## EXERCISE AIM
Extract every line from the records below that contains the word "another".

# # # # #

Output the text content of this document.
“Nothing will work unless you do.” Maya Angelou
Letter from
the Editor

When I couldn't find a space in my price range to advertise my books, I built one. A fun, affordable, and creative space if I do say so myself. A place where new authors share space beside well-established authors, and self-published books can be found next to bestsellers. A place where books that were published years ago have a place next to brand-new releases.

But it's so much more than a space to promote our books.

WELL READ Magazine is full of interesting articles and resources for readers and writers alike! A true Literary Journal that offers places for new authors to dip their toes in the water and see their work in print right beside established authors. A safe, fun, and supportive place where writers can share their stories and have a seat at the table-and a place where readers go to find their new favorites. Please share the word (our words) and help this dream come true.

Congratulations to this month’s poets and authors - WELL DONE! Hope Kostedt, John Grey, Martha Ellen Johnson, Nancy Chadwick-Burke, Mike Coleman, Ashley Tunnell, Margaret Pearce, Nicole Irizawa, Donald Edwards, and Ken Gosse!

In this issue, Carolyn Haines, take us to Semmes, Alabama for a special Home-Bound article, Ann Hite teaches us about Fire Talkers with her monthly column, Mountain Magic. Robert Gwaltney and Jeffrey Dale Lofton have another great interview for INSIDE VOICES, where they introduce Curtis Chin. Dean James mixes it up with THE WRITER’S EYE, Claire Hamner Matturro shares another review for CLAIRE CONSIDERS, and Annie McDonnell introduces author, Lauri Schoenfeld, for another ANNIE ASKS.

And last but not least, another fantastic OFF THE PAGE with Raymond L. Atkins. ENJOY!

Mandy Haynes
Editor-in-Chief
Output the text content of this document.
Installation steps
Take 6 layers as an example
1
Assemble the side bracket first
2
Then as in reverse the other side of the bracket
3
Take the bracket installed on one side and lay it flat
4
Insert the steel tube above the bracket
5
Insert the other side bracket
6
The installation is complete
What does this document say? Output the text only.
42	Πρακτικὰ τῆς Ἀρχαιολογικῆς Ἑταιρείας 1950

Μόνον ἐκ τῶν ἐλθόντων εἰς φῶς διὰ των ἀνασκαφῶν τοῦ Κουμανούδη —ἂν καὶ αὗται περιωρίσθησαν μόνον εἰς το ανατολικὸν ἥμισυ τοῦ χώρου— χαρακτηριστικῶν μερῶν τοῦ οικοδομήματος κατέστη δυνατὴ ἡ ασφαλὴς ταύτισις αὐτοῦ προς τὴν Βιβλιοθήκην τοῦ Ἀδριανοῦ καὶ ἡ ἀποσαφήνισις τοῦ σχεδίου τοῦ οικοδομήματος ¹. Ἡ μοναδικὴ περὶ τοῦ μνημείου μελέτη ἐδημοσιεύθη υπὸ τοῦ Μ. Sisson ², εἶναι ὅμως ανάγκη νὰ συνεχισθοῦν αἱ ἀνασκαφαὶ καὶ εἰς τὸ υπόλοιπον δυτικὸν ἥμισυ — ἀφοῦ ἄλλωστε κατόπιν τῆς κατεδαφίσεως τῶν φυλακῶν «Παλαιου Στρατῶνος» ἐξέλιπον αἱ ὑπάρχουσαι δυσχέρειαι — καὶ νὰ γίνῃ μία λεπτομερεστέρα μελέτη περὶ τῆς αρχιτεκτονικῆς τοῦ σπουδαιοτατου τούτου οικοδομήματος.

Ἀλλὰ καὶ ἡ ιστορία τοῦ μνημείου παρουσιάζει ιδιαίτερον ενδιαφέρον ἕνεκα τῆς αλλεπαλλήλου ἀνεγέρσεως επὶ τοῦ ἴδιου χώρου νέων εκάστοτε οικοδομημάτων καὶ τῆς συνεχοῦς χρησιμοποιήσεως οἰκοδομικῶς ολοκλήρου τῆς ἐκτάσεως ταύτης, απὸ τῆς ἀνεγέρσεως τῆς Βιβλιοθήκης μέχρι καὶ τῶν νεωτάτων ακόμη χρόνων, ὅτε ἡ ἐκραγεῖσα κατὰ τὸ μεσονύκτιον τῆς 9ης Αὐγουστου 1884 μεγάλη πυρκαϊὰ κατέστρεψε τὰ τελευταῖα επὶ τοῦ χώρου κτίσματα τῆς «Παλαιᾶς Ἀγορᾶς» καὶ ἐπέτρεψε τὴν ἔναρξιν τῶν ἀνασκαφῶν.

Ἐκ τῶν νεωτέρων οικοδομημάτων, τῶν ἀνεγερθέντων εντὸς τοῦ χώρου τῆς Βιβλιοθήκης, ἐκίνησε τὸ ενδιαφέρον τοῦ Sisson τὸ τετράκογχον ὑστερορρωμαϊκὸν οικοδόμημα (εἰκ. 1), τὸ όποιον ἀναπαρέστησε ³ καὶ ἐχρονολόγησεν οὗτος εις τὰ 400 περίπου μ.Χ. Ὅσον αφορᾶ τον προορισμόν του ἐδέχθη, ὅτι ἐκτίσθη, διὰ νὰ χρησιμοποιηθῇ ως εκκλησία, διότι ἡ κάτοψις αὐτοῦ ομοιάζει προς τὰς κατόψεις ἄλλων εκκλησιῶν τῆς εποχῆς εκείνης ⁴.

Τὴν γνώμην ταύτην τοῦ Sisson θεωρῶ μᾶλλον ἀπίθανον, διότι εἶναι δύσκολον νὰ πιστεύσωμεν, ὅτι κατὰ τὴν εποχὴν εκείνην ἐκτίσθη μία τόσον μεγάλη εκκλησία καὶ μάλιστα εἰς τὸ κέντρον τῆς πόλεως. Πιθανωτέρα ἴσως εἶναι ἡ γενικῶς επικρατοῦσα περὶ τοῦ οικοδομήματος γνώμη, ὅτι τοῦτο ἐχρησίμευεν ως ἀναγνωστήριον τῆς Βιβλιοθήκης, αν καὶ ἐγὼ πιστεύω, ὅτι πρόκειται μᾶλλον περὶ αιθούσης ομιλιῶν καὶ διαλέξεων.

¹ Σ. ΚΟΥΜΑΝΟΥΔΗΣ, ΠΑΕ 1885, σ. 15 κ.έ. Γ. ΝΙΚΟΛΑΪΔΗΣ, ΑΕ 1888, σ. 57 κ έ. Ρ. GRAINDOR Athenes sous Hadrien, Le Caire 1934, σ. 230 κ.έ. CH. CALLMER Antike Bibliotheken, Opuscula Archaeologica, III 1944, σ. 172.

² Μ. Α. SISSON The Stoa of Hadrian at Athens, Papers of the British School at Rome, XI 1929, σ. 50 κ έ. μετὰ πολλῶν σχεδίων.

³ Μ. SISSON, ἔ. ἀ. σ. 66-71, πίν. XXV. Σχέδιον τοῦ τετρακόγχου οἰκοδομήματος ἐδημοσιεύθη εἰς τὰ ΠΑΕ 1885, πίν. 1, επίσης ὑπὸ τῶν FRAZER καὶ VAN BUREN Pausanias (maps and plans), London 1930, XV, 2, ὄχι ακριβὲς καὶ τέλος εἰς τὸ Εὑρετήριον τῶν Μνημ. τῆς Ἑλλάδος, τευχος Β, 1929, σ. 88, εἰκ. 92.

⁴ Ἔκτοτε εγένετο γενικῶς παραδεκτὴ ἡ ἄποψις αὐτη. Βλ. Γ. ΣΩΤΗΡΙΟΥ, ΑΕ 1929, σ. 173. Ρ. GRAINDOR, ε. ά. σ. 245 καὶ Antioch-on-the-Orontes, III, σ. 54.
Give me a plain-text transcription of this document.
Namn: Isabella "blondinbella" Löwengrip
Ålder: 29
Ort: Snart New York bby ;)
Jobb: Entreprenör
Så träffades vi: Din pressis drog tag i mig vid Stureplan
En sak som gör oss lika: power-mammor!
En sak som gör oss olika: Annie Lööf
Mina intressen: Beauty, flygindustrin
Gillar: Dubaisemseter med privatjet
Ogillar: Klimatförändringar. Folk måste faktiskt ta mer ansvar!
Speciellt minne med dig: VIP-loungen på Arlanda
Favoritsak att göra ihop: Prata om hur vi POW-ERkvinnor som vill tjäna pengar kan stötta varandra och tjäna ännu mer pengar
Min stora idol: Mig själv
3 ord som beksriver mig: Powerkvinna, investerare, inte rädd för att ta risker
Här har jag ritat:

# # # # #

## RESULT OF THIS TASK
In this issue, Carolyn Haines, take us to Semmes, Alabama for a special Home-Bound article, Ann Hite teaches us about Fire Talkers with her monthly column, Mountain Magic. Robert Gwaltney and Jeffrey Dale Lofton have another great interview for INSIDE VOICES, where they introduce Curtis Chin. Dean James mixes it up with THE WRITER’S EYE, Claire Hamner Matturro shares another review for CLAIRE CONSIDERS, and Annie McDonnell introduces author, Lauri Schoenfeld, for another ANNIE ASKS.
And last but not least, another fantastic OFF THE PAGE with Raymond L. Atkins. ENJOY!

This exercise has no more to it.